### CHALLENGE
Return the data exactly, with all pictures removed.

********

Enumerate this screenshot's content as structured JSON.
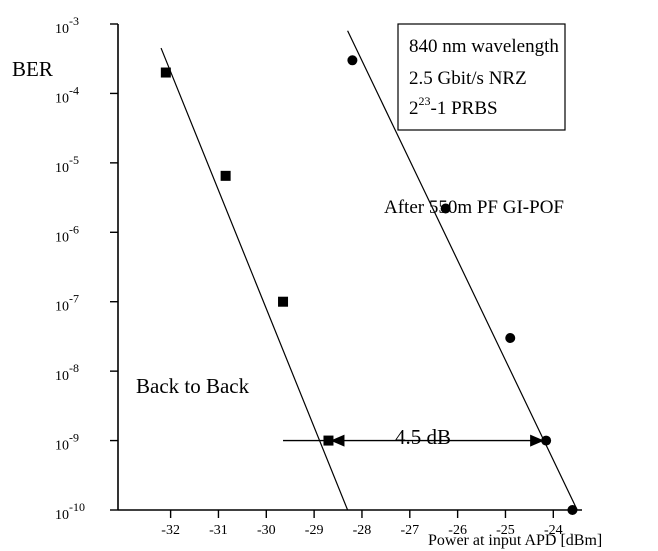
{
  "chart_data": {
    "type": "scatter",
    "ylabel": "BER",
    "xlabel": "Power at input APD [dBm]",
    "xlim": [
      -33.1,
      -23.4
    ],
    "y_scale": "log",
    "ylim": [
      1e-10,
      0.001
    ],
    "x_ticks": [
      "-32",
      "-31",
      "-30",
      "-29",
      "-28",
      "-27",
      "-26",
      "-25",
      "-24"
    ],
    "y_ticks": [
      {
        "base": "10",
        "exp": "-3"
      },
      {
        "base": "10",
        "exp": "-4"
      },
      {
        "base": "10",
        "exp": "-5"
      },
      {
        "base": "10",
        "exp": "-6"
      },
      {
        "base": "10",
        "exp": "-7"
      },
      {
        "base": "10",
        "exp": "-8"
      },
      {
        "base": "10",
        "exp": "-9"
      },
      {
        "base": "10",
        "exp": "-10"
      }
    ],
    "legend": {
      "lines": [
        {
          "text": "840 nm wavelength"
        },
        {
          "text": "2.5 Gbit/s NRZ"
        },
        {
          "pre": "2",
          "sup": "23",
          "post": "-1 PRBS"
        }
      ]
    },
    "series": [
      {
        "name": "Back to Back",
        "marker": "square",
        "points": [
          {
            "x": -32.1,
            "y": 0.0002
          },
          {
            "x": -30.85,
            "y": 6.5e-06
          },
          {
            "x": -29.65,
            "y": 1e-07
          },
          {
            "x": -28.7,
            "y": 1e-09
          }
        ],
        "fit_line": [
          {
            "x": -32.2,
            "y": 0.00045
          },
          {
            "x": -28.3,
            "y": 1e-10
          }
        ]
      },
      {
        "name": "After 550m PF GI-POF",
        "marker": "circle",
        "points": [
          {
            "x": -28.2,
            "y": 0.0003
          },
          {
            "x": -26.25,
            "y": 2.2e-06
          },
          {
            "x": -24.9,
            "y": 3e-08
          },
          {
            "x": -24.15,
            "y": 1e-09
          },
          {
            "x": -23.6,
            "y": 1e-10
          }
        ],
        "fit_line": [
          {
            "x": -28.3,
            "y": 0.0008
          },
          {
            "x": -23.5,
            "y": 1e-10
          }
        ]
      }
    ],
    "annotations": {
      "penalty_label": "4.5 dB",
      "penalty_from_x": -28.7,
      "penalty_to_x": -24.15,
      "penalty_y": 1e-09,
      "penalty_line_start_x": -29.65
    }
  }
}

********

### FINISHED TASK
Enumerate this screenshot's content as structured JSON.
{
  "chart_data": {
    "type": "scatter",
    "ylabel": "BER",
    "xlabel": "Power at input APD [dBm]",
    "xlim": [
      -33.1,
      -23.4
    ],
    "y_scale": "log",
    "ylim": [
      1e-10,
      0.001
    ],
    "x_ticks": [
      "-32",
      "-31",
      "-30",
      "-29",
      "-28",
      "-27",
      "-26",
      "-25",
      "-24"
    ],
    "y_ticks": [
      {
        "base": "10",
        "exp": "-3"
      },
      {
        "base": "10",
        "exp": "-4"
      },
      {
        "base": "10",
        "exp": "-5"
      },
      {
        "base": "10",
        "exp": "-6"
      },
      {
        "base": "10",
        "exp": "-7"
      },
      {
        "base": "10",
        "exp": "-8"
      },
      {
        "base": "10",
        "exp": "-9"
      },
      {
        "base": "10",
        "exp": "-10"
      }
    ],
    "legend": {
      "lines": [
        {
          "text": "840 nm wavelength"
        },
        {
          "text": "2.5 Gbit/s NRZ"
        },
        {
          "pre": "2",
          "sup": "23",
          "post": "-1 PRBS"
        }
      ]
    },
    "series": [
      {
        "name": "Back to Back",
        "marker": "square",
        "points": [
          {
            "x": -32.1,
            "y": 0.0002
          },
          {
            "x": -30.85,
            "y": 6.5e-06
          },
          {
            "x": -29.65,
            "y": 1e-07
          },
          {
            "x": -28.7,
            "y": 1e-09
          }
        ],
        "fit_line": [
          {
            "x": -32.2,
            "y": 0.00045
          },
          {
            "x": -28.3,
            "y": 1e-10
          }
        ]
      },
      {
        "name": "After 550m PF GI-POF",
        "marker": "circle",
        "points": [
          {
            "x": -28.2,
            "y": 0.0003
          },
          {
            "x": -26.25,
            "y": 2.2e-06
          },
          {
            "x": -24.9,
            "y": 3e-08
          },
          {
            "x": -24.15,
            "y": 1e-09
          },
          {
            "x": -23.6,
            "y": 1e-10
          }
        ],
        "fit_line": [
          {
            "x": -28.3,
            "y": 0.0008
          },
          {
            "x": -23.5,
            "y": 1e-10
          }
        ]
      }
    ],
    "annotations": {
      "penalty_label": "4.5 dB",
      "penalty_from_x": -28.7,
      "penalty_to_x": -24.15,
      "penalty_y": 1e-09,
      "penalty_line_start_x": -29.65
    }
  }
}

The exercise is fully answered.